▸ **GIVEN INSTRUCTION**
Locate every line in the material below that has the word "type". Copy each of those lines.

▸ **MATERIAL FOR THE TASK**

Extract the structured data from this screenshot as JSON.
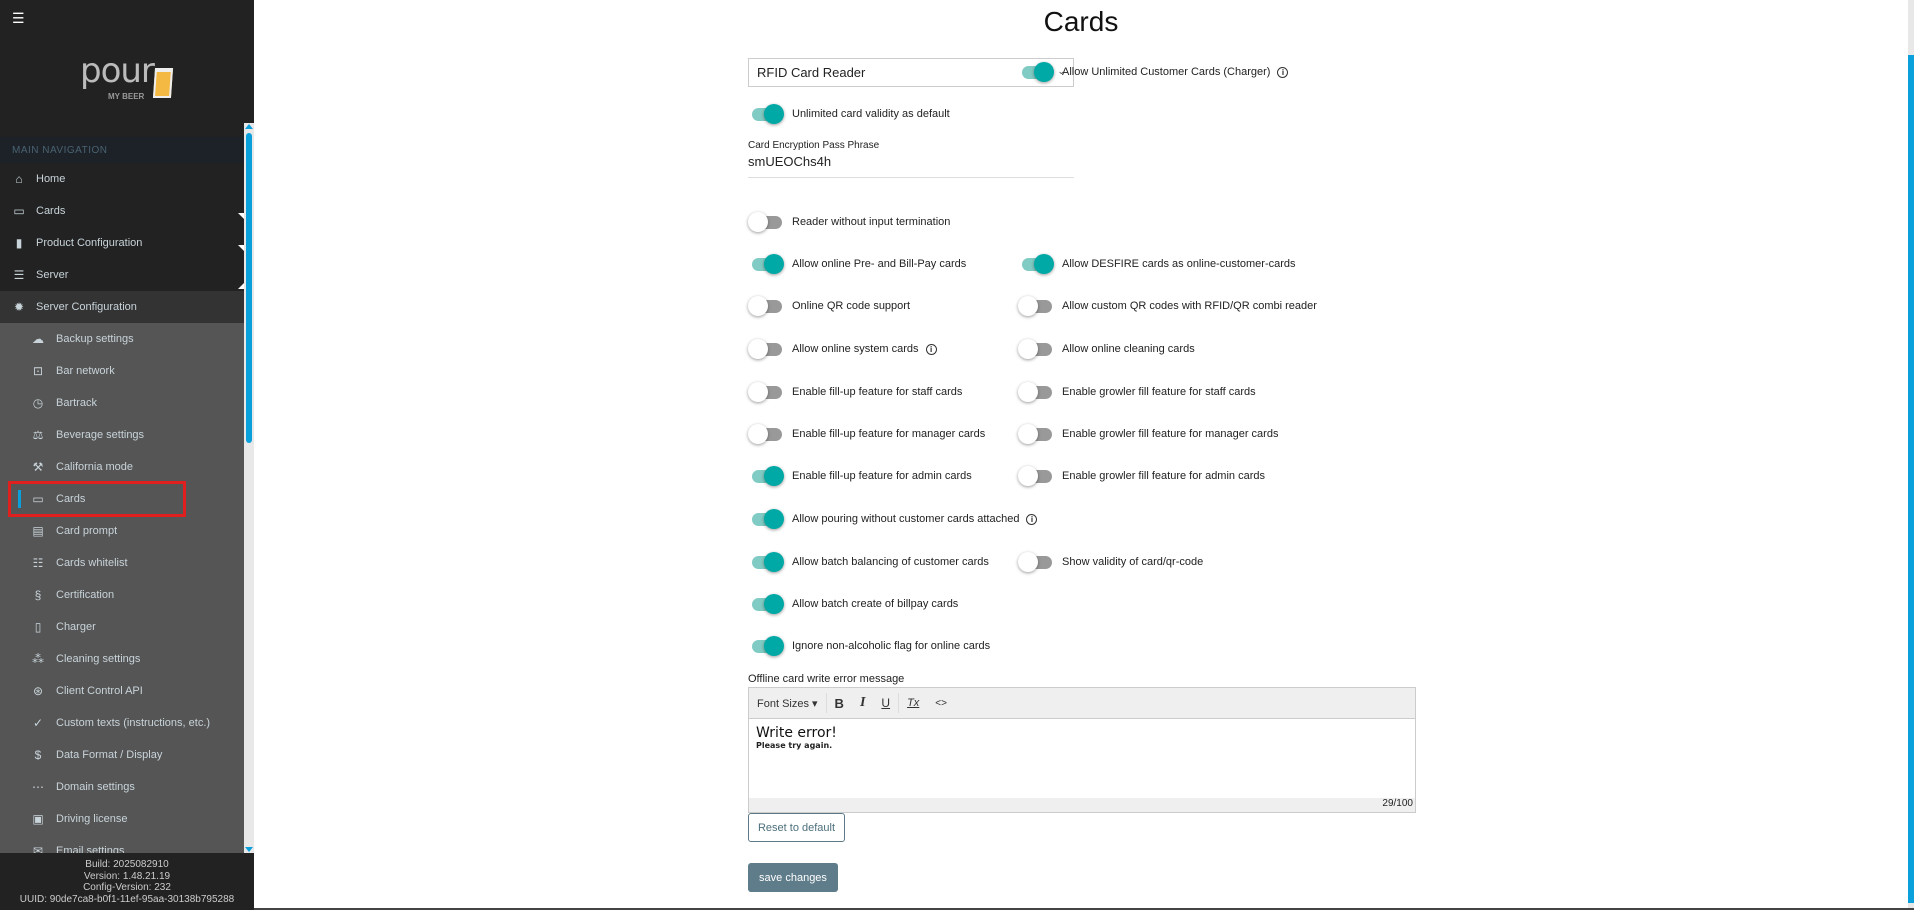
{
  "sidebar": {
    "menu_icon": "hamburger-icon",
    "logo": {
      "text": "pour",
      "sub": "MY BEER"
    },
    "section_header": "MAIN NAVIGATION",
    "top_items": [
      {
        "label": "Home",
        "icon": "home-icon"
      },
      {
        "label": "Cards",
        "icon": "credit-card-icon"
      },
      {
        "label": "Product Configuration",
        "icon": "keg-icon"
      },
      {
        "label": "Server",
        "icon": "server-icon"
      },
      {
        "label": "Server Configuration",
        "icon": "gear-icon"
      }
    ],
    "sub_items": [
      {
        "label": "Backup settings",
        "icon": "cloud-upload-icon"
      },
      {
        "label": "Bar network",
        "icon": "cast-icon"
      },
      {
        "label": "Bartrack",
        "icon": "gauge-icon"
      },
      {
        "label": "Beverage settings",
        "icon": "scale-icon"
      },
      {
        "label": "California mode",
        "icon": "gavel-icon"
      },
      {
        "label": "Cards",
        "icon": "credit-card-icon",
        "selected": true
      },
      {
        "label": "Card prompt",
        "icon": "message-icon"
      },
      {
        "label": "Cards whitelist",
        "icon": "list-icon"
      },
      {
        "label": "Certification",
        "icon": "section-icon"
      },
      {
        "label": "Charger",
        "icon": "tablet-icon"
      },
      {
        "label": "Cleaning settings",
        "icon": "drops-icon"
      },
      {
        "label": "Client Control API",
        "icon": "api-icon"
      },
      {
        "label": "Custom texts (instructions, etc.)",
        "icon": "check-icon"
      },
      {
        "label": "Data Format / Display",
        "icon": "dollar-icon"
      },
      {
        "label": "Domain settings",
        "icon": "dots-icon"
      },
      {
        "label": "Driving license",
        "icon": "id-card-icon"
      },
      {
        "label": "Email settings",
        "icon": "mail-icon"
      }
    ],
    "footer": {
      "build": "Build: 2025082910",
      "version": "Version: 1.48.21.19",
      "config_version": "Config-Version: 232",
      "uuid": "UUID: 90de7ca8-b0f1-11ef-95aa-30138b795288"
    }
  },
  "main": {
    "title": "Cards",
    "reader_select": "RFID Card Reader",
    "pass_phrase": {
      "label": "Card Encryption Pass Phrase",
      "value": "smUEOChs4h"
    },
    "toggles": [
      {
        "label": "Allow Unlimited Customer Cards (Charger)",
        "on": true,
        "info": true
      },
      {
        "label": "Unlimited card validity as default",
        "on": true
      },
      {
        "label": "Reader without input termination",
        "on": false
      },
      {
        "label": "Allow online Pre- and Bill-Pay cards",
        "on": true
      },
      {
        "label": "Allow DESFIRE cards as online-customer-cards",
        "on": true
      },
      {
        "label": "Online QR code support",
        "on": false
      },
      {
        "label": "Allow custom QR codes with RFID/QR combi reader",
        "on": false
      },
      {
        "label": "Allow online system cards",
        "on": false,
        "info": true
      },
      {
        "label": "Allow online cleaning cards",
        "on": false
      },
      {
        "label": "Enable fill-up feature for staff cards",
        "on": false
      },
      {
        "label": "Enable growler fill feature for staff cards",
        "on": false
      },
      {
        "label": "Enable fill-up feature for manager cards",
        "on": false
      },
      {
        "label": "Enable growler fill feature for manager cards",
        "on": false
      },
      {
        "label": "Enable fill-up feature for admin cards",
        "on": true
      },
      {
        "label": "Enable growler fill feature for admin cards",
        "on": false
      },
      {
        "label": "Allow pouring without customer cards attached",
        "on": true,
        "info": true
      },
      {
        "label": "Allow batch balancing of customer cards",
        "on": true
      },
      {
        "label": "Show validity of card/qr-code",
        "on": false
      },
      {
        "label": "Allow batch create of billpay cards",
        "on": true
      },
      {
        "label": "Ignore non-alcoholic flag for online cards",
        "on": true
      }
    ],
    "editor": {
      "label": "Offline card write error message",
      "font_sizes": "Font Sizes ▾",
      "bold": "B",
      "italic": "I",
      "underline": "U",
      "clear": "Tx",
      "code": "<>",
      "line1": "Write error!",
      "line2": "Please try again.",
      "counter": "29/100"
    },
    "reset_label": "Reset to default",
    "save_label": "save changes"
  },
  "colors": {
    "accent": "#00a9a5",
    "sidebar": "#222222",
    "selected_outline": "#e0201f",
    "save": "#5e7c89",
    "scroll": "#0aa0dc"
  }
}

* * *

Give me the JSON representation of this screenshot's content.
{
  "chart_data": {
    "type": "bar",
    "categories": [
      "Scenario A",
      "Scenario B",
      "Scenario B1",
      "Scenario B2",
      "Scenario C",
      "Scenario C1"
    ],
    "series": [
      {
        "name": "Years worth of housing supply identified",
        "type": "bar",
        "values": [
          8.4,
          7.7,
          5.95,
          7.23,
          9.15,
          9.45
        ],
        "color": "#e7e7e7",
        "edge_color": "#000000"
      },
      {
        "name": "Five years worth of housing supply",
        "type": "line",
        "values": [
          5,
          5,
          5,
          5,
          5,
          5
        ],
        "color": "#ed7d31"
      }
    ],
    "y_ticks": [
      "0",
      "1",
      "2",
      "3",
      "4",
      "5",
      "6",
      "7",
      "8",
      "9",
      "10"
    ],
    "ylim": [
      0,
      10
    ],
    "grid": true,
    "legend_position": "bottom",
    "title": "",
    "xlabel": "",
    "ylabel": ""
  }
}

---

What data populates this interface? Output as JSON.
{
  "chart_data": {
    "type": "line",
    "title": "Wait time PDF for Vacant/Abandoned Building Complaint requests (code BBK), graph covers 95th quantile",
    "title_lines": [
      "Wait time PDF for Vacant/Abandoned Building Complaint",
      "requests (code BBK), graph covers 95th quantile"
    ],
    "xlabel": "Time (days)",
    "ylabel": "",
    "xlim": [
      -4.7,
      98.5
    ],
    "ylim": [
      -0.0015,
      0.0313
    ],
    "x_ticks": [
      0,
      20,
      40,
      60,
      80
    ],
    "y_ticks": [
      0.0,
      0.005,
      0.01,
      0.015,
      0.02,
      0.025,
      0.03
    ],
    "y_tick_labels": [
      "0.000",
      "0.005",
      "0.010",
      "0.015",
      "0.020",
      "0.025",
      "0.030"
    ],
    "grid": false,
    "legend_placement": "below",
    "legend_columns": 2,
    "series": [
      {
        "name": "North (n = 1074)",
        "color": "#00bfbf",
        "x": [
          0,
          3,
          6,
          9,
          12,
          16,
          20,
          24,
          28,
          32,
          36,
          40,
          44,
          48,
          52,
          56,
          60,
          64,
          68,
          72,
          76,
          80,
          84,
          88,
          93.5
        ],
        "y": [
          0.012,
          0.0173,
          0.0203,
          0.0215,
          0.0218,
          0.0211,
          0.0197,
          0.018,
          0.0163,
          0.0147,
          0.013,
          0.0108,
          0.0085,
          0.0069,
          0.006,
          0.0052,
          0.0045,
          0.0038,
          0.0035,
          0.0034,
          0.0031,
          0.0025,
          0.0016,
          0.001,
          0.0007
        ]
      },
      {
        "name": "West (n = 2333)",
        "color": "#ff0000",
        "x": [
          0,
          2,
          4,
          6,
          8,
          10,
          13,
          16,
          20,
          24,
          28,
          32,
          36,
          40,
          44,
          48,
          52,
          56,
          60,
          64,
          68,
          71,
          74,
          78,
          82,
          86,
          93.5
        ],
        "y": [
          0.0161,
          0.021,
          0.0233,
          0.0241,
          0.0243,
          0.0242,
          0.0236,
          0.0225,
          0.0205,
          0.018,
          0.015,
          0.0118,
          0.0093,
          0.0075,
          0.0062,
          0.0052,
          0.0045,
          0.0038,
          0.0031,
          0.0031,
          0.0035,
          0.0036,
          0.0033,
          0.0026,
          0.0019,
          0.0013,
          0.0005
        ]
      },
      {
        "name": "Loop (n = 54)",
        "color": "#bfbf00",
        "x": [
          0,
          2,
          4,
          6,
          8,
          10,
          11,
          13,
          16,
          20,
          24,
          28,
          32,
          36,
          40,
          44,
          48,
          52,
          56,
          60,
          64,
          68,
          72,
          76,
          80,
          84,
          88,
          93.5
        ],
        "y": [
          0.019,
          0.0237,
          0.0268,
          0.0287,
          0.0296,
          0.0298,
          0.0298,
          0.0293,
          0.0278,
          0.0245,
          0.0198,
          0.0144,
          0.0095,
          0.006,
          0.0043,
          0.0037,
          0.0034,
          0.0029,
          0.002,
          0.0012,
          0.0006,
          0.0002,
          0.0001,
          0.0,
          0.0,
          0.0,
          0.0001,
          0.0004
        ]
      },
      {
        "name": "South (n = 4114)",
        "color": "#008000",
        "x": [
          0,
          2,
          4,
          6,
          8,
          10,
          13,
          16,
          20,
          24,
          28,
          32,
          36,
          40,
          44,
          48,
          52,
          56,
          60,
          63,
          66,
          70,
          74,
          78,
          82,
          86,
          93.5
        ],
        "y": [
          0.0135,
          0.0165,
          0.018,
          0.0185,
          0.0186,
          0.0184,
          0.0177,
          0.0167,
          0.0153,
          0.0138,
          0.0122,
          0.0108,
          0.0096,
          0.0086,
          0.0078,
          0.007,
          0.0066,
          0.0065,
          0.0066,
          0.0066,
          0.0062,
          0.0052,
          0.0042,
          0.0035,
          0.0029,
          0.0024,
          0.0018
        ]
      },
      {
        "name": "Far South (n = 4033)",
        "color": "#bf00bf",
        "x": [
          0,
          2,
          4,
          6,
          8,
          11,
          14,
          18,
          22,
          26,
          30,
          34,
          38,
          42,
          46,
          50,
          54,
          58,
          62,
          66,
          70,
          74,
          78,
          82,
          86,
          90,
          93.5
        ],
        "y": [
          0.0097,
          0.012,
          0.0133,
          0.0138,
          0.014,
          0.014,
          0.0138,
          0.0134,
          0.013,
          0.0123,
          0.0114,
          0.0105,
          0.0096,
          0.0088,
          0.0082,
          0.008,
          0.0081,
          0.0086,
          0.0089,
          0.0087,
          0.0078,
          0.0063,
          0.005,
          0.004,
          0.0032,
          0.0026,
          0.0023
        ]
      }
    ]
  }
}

▸ **THE COMPLETED TASK**
    "type": "bar",
        "type": "bar",
        "type": "line",
    "type": "line",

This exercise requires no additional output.